Count lines, not occurrences: report how many lines in the records hold the string "вреда", and nothing else.

Start Information provided

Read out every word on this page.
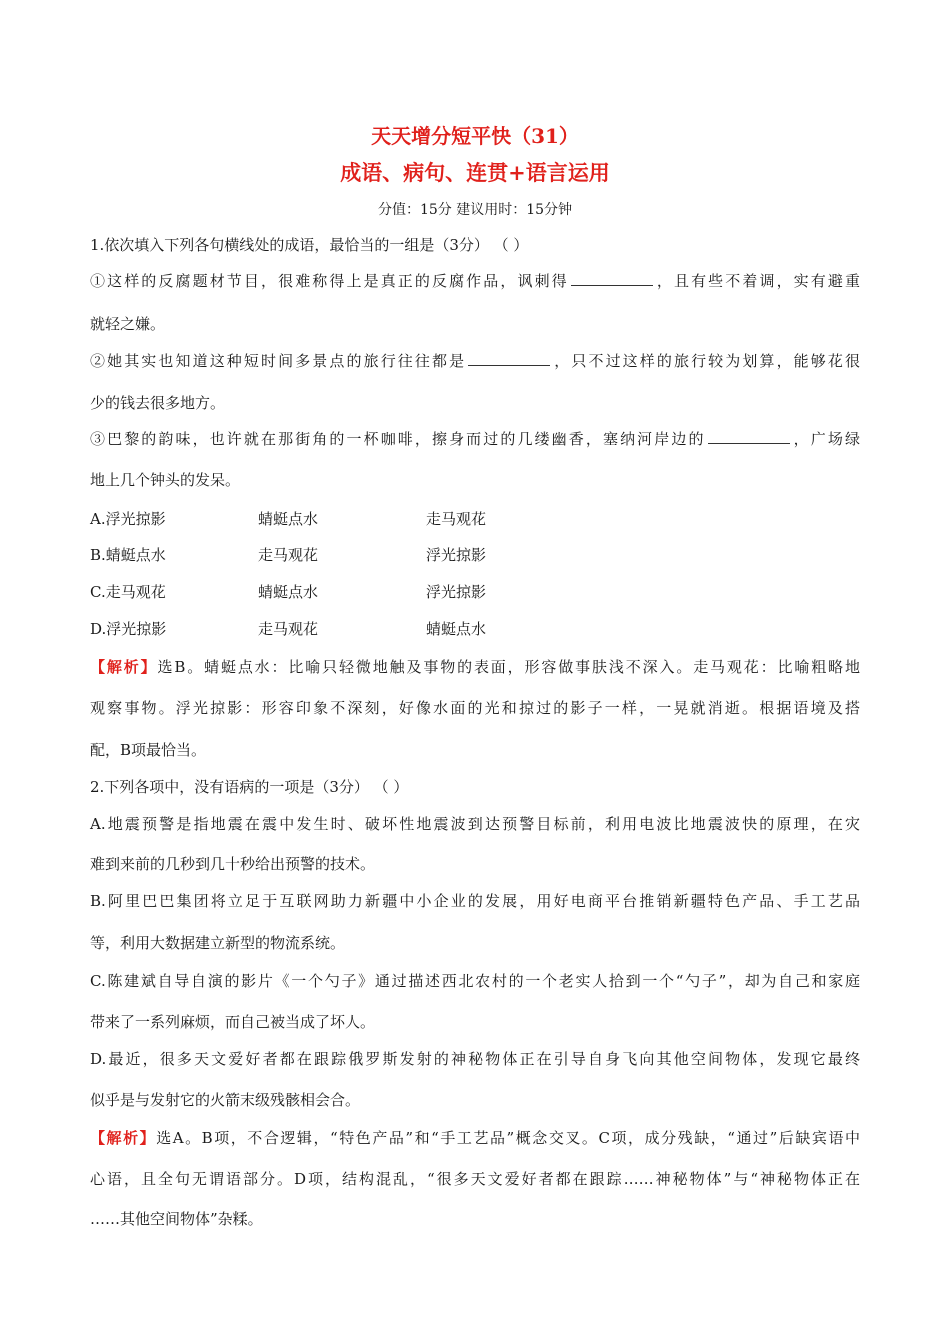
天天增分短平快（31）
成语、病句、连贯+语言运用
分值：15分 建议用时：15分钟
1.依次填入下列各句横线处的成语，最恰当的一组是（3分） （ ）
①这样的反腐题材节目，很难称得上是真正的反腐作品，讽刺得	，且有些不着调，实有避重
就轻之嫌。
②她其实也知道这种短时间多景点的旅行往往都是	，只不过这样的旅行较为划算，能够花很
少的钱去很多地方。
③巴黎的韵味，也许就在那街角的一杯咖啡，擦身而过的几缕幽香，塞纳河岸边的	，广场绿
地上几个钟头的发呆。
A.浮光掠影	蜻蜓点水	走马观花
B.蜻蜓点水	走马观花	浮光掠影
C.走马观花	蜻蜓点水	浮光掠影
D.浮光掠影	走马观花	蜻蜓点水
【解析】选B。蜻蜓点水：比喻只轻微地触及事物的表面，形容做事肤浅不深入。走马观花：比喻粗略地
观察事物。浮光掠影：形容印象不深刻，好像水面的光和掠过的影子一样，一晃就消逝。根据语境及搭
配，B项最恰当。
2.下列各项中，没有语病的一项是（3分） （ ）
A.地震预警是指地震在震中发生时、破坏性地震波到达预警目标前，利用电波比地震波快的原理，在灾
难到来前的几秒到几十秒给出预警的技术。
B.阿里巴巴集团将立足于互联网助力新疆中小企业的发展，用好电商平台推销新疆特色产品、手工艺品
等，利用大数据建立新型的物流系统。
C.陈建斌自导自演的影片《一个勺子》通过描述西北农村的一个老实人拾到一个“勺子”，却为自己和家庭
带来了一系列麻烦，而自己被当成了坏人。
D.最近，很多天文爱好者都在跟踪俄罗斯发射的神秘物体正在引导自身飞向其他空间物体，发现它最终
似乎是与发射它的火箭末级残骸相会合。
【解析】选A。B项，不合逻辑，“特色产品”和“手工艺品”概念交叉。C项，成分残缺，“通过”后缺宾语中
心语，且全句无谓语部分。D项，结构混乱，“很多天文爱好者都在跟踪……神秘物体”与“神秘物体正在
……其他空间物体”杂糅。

End Information provided
Start Information provided

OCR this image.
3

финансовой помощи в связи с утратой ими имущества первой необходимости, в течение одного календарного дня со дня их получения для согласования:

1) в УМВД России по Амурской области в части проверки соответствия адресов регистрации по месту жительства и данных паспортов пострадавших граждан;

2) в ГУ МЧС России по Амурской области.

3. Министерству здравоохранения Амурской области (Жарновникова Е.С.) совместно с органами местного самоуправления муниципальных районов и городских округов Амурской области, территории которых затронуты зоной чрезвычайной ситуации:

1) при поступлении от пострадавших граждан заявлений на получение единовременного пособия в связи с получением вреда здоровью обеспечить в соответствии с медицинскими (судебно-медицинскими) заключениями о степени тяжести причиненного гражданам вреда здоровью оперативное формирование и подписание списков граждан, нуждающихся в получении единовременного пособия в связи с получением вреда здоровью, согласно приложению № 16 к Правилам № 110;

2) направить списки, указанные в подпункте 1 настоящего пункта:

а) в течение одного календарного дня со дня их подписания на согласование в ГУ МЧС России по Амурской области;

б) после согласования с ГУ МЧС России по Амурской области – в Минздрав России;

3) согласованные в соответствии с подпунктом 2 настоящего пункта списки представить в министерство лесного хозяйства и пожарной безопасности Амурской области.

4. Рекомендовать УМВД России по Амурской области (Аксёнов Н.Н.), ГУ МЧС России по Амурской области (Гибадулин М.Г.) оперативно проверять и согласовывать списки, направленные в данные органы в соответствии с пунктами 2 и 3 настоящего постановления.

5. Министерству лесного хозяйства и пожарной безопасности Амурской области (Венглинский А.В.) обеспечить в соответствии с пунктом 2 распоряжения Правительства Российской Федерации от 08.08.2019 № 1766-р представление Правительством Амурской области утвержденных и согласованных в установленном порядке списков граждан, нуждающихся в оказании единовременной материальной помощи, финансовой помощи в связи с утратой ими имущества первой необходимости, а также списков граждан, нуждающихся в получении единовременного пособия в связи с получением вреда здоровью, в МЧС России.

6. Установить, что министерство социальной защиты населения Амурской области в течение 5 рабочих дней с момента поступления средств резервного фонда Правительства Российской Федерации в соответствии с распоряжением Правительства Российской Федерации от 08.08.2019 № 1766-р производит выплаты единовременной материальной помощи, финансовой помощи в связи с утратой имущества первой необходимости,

End Information provided
Start Information provided

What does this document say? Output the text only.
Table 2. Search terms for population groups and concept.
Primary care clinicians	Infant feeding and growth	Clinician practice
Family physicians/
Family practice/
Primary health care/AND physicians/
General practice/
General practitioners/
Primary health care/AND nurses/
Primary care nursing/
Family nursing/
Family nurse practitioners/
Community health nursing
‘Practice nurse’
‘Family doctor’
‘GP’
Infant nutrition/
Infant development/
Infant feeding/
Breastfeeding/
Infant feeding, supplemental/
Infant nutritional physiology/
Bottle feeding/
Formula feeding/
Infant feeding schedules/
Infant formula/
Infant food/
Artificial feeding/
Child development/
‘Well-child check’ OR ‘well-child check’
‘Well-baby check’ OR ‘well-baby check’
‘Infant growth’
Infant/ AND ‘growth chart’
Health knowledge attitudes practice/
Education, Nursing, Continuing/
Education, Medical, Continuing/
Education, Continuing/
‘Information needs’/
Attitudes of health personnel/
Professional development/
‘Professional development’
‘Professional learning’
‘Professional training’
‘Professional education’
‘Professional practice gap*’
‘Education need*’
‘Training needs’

End Information provided

> **The result**
2